▶ Working data
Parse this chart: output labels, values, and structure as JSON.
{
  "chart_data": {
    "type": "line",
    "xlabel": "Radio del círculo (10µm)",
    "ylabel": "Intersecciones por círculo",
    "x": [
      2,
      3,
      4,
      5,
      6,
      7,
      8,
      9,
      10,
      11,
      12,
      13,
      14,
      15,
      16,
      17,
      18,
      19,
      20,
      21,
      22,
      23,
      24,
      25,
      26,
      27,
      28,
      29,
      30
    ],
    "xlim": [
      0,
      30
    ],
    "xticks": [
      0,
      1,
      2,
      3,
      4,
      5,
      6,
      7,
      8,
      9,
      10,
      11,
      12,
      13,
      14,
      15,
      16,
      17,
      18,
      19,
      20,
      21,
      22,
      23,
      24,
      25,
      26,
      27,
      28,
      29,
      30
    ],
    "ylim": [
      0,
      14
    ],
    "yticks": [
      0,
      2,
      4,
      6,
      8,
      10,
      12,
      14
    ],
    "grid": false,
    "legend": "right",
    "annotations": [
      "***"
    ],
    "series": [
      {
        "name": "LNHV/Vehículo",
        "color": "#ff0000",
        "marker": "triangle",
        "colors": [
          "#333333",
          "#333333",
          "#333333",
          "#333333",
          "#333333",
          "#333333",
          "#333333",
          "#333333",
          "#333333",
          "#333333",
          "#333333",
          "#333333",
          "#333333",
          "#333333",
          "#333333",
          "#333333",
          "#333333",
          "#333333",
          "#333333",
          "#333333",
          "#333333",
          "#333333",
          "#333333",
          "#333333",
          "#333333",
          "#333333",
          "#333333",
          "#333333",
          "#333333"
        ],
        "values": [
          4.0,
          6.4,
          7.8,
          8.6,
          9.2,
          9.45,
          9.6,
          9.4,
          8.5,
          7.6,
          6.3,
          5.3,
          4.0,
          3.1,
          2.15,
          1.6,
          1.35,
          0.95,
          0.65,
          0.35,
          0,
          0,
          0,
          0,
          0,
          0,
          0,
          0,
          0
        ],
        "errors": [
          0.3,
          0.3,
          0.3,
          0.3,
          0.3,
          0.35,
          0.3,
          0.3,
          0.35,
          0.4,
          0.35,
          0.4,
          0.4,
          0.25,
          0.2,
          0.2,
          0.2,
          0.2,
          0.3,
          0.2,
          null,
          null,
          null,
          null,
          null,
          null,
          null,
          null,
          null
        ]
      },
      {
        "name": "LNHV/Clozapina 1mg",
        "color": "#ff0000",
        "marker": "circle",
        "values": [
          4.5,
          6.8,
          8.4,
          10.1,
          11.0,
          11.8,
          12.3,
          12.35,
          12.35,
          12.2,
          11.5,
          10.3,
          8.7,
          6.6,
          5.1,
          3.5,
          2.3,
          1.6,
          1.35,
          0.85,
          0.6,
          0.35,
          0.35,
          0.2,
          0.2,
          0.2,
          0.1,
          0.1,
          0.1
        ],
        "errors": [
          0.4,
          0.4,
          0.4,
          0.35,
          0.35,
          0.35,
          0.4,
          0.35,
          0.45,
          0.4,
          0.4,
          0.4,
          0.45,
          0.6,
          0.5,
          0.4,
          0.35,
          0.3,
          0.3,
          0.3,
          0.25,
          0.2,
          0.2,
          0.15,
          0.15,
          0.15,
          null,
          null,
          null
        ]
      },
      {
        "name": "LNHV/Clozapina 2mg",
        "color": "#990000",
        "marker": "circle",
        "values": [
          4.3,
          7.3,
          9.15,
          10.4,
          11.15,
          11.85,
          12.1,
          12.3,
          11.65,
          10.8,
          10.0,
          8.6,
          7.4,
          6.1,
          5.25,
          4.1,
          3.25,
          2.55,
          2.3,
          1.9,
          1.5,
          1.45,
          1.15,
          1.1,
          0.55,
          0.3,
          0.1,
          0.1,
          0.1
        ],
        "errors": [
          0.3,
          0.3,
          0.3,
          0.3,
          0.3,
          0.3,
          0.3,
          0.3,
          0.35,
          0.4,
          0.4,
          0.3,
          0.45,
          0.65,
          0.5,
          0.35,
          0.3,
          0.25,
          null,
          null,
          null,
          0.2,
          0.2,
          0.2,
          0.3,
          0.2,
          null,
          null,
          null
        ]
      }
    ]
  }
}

▶ Goal
Looking at the entries above, how many lines contain the word "name"? Answer with the number alone.

▶ The answer
3